→ Record list
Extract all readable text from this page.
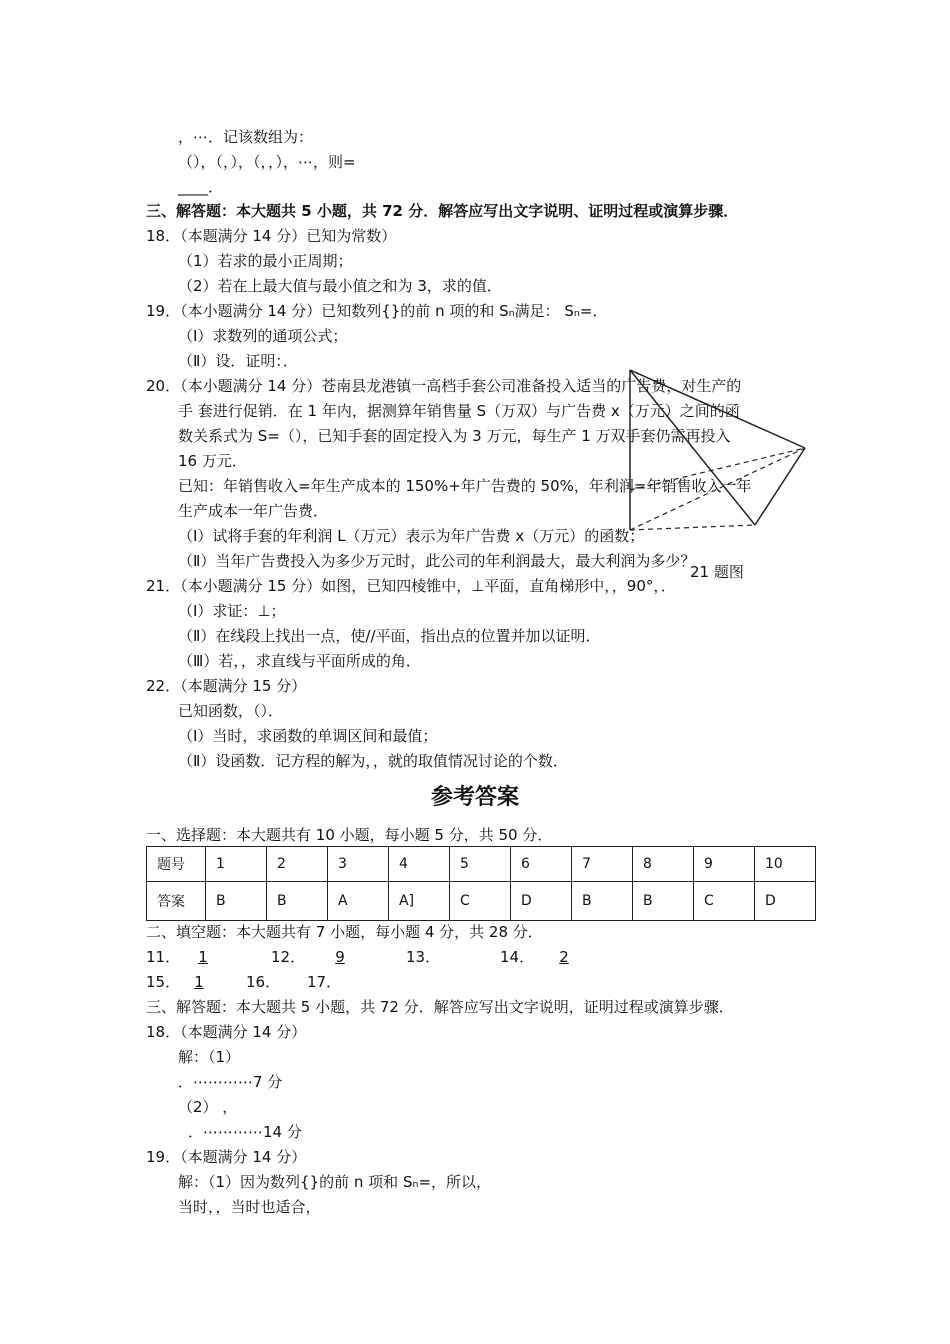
，⋯．记该数组为：
（），（，），（，，），⋯，则=
____．
三、解答题：本大题共 5 小题，共 72 分．解答应写出文字说明、证明过程或演算步骤．
18．（本题满分 14 分）已知为常数）
（1）若求的最小正周期；
（2）若在上最大值与最小值之和为 3，求的值．
19．（本小题满分 14 分）已知数列{}的前 n 项的和 Sₙ满足： Sₙ=．
（Ⅰ）求数列的通项公式；
（Ⅱ）设．证明：．
20．（本小题满分 14 分）苍南县龙港镇一高档手套公司准备投入适当的广告费，对生产的
手 套进行促销．在 1 年内，据测算年销售量 S（万双）与广告费 x（万元）之间的函
数关系式为 S=（），已知手套的固定投入为 3 万元，每生产 1 万双手套仍需再投入
16 万元．
已知：年销售收入=年生产成本的 150%+年广告费的 50%，年利润=年销售收入一年
生产成本一年广告费．
（Ⅰ）试将手套的年利润 L（万元）表示为年广告费 x（万元）的函数；
（Ⅱ）当年广告费投入为多少万元时，此公司的年利润最大，最大利润为多少？
21．（本小题满分 15 分）如图，已知四棱锥中，⊥平面，直角梯形中，，90°，．
（Ⅰ）求证：⊥；
（Ⅱ）在线段上找出一点，使//平面，指出点的位置并加以证明．
（Ⅲ）若，，求直线与平面所成的角．
22．（本题满分 15 分）
已知函数，（）．
（Ⅰ）当时，求函数的单调区间和最值；
（Ⅱ）设函数．记方程的解为，，就的取值情况讨论的个数．
一、选择题：本大题共有 10 小题，每小题 5 分，共 50 分．
二、填空题：本大题共有 7 小题，每小题 4 分，共 28 分．
三、解答题：本大题共 5 小题，共 72 分．解答应写出文字说明，证明过程或演算步骤．
18．（本题满分 14 分）
解：（1）
．⋯⋯⋯⋯7 分
（2） ，
．⋯⋯⋯⋯14 分
19．（本题满分 14 分）
解：（1）因为数列{}的前 n 项和 Sₙ=，所以，
当时，，当时也适合，
21 题图
参考答案
题号	1	2	3	4	5	6	7	8	9	10
答案	B	B	A	A]	C	D	B	B	C	D
11．	1	12．	9	13．	14．	2
15． 1	16． 17．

→ Given request
All lines in the data that contain the word "本大题共有" should be copied.

→ The result
一、选择题：本大题共有 10 小题，每小题 5 分，共 50 分．
二、填空题：本大题共有 7 小题，每小题 4 分，共 28 分．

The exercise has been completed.